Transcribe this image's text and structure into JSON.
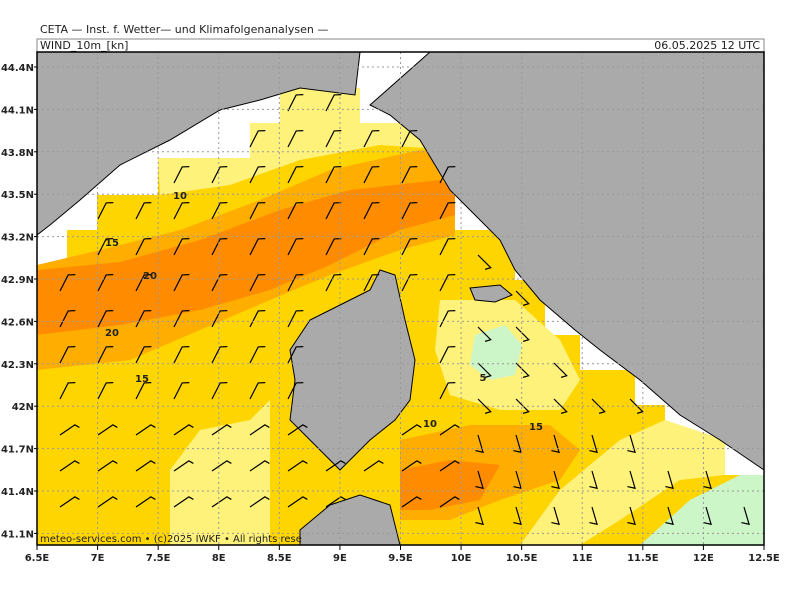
{
  "header": "CETA — Inst. f. Wetter— und Klimafolgenanalysen —",
  "map": {
    "title": "WIND_10m_[kn]",
    "valid_time": "06.05.2025 12 UTC",
    "lat_labels": [
      "44.4N",
      "44.1N",
      "43.8N",
      "43.5N",
      "43.2N",
      "42.9N",
      "42.6N",
      "42.3N",
      "42N",
      "41.7N",
      "41.4N",
      "41.1N"
    ],
    "lon_labels": [
      "6.5E",
      "7E",
      "7.5E",
      "8E",
      "8.5E",
      "9E",
      "9.5E",
      "10E",
      "10.5E",
      "11E",
      "11.5E",
      "12E",
      "12.5E"
    ],
    "contour_labels": [
      "10",
      "15",
      "20",
      "20",
      "15",
      "5",
      "10",
      "15"
    ],
    "credit": "meteo-services.com • (c)2025 IWKF • All rights rese"
  }
}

- [EXERCISE AIM]:
Pictures stay out; reproduce every line of the records exactly.

- [COMPLETE OUTPUT]:
Transcribe this image's text and structure into JSON.
{
  "header": "CETA — Inst. f. Wetter— und Klimafolgenanalysen —",
  "map": {
    "title": "WIND_10m_[kn]",
    "valid_time": "06.05.2025 12 UTC",
    "lat_labels": [
      "44.4N",
      "44.1N",
      "43.8N",
      "43.5N",
      "43.2N",
      "42.9N",
      "42.6N",
      "42.3N",
      "42N",
      "41.7N",
      "41.4N",
      "41.1N"
    ],
    "lon_labels": [
      "6.5E",
      "7E",
      "7.5E",
      "8E",
      "8.5E",
      "9E",
      "9.5E",
      "10E",
      "10.5E",
      "11E",
      "11.5E",
      "12E",
      "12.5E"
    ],
    "contour_labels": [
      "10",
      "15",
      "20",
      "20",
      "15",
      "5",
      "10",
      "15"
    ],
    "credit": "meteo-services.com • (c)2025 IWKF • All rights rese"
  }
}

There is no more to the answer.